IncrementDecrementSelector<3> selector = {bank, {2, 3}}; void setup() { Control_Surface.begin(); // Initialize mcp here and attach interrupt // see https://github.com/maxgerhardt/rotary-encoder-over-mcp23017/blob/master/examples/Interrupt/InterruptExample.cpp } void loop() { Control_Surface.loop(); // Update mcp and rotaryEncoders here if interrupt occured // see https://github.com/maxgerhardt/rotary-encoder-over-mcp23017/blob/master/examples/Interrupt/InterruptExample.cpp }

— You are receiving this because you authored the thread. Reply to this email directly, view it on GitHub https://github.com/tttapa/Control-Surface/issues/147#issuecomment-604696450, or unsubscribe https://github.com/notifications/unsubscribe-auth/AHZPWCYDRTET4TN7SR6E7I3RJPCJHANCNFSM4LUPB42A .

jmym commented 4 years ago

Hello again, my volume encoders works with pitchbends values, in channels from 1 to 8, How I could send a pitchbend value in a specific channel from banks?

* Source excerpt
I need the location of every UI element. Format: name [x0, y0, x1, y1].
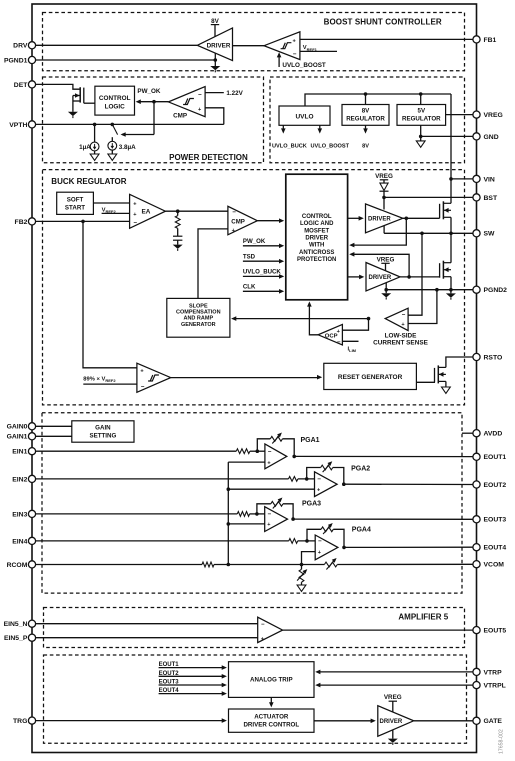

* Requirements
(a) List every distinct web address that appears in the Control Surface thread, counting a repeated address only once.
(b) Pick up the Control Surface thread after its last sentence and write what comes next.

* The responses
(a)
https://github.com/maxgerhardt/rotary-encoder-over-mcp23017/blob/master/examples/Interrupt/InterruptExample.cpp
https://github.com/tttapa/Control-Surface/issues/147#issuecomment-604696450
https://github.com/notifications/unsubscribe-auth/AHZPWCYDRTET4TN7SR6E7I3RJPCJHANCNFSM4LUPB42A

(b)
    MIDIAddress address = encAddresses[id].getActiveAddress();
    PitchBendSender<RESOLUTION>::send(val, addr);//clockwise ? +1 : -1
tttapa commented 4 years ago

What kind of pitch bend messages does your DAW expect? Relative or absolute?

jmym commented 4 years ago

Could you explain me the difference? I send the pitchbendsender and only work in the first fader from my daw. I use the Mackie control driver to send the data from Arduino to my daw.

El sáb., 28 mar. 2020 16:33, tttapa notifications@github.com escribió:

What kind of pitch bend messages does your DAW expect? Relative or absolute?

— You are receiving this because you authored the thread. Reply to this email directly, view it on GitHub https://github.com/tttapa/Control-Surface/issues/147#issuecomment-605463186, or unsubscribe https://github.com/notifications/unsubscribe-auth/AHZPWC2TNFQI2RX2HJBG6YLRJYKELANCNFSM4LUPB42A .

tttapa commented 4 years ago

In absolute mode, you send a value between 0 and 16,384, which represents a value between 0% and 100%. This is how potentiometers work.

For encoders, relative messages are often used. Instead of sending an absolute value, you send relative deltas, e.g. "+1" or "-1". This adds or subtracts one from the current value in the DAW, there's no way to set the absolute value of a control.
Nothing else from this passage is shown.